## Exercise goal
Omit the pictures and output every entry below exactly as written.

## Input records
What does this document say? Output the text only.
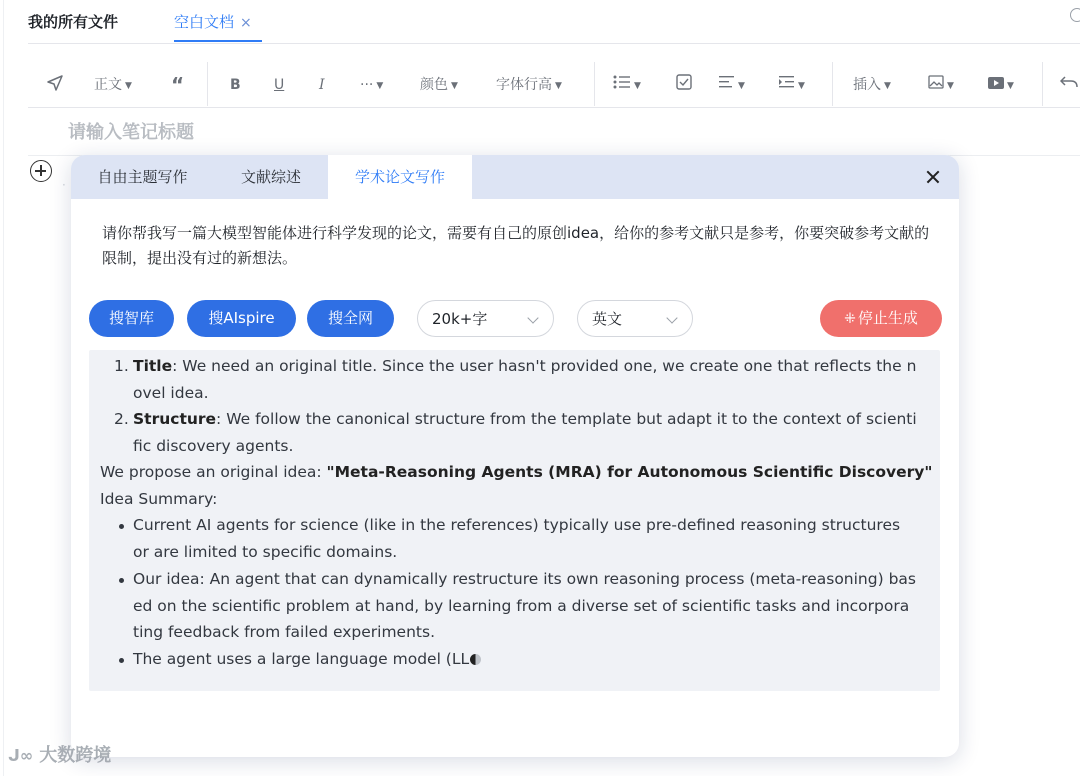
我的所有文件	空白文档 ×
正文 ▼ “	B U I	··· ▼	颜色 ▼	字体行高 ▼	▼	▼	▼	插入 ▼	▼	▼
请输入笔记标题
·	自由主题写作	文献综述	学术论文写作
请你帮我写一篇大模型智能体进行科学发现的论文，需要有自己的原创idea，给你的参考文献只是参考，你要突破参考文献的限制，提出没有过的新想法。
搜智库	搜AIspire	搜全网	20k+字	英文	⁜ 停止生成
1. Title: We need an original title. Since the user hasn't provided one, we create one that reflects the n
ovel idea.
2. Structure: We follow the canonical structure from the template but adapt it to the context of scienti
fic discovery agents.
We propose an original idea: "Meta-Reasoning Agents (MRA) for Autonomous Scientific Discovery"
Idea Summary:
Current AI agents for science (like in the references) typically use pre-defined reasoning structures
or are limited to specific domains.
Our idea: An agent that can dynamically restructure its own reasoning process (meta-reasoning) bas
ed on the scientific problem at hand, by learning from a diverse set of scientific tasks and incorpora
ting feedback from failed experiments.
The agent uses a large language model (LL
ᒍ∞ 大数跨境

## Response
What does this document say? Output the text only.
我的所有文件	空白文档 ×
正文 ▼ “	B U I	··· ▼	颜色 ▼	字体行高 ▼	▼	▼	▼	插入 ▼	▼	▼
请输入笔记标题
·	自由主题写作	文献综述	学术论文写作
请你帮我写一篇大模型智能体进行科学发现的论文，需要有自己的原创idea，给你的参考文献只是参考，你要突破参考文献的限制，提出没有过的新想法。
搜智库	搜AIspire	搜全网	20k+字	英文	⁜ 停止生成
1. Title: We need an original title. Since the user hasn't provided one, we create one that reflects the n
ovel idea.
2. Structure: We follow the canonical structure from the template but adapt it to the context of scienti
fic discovery agents.
We propose an original idea: "Meta-Reasoning Agents (MRA) for Autonomous Scientific Discovery"
Idea Summary:
Current AI agents for science (like in the references) typically use pre-defined reasoning structures
or are limited to specific domains.
Our idea: An agent that can dynamically restructure its own reasoning process (meta-reasoning) bas
ed on the scientific problem at hand, by learning from a diverse set of scientific tasks and incorpora
ting feedback from failed experiments.
The agent uses a large language model (LL
ᒍ∞ 大数跨境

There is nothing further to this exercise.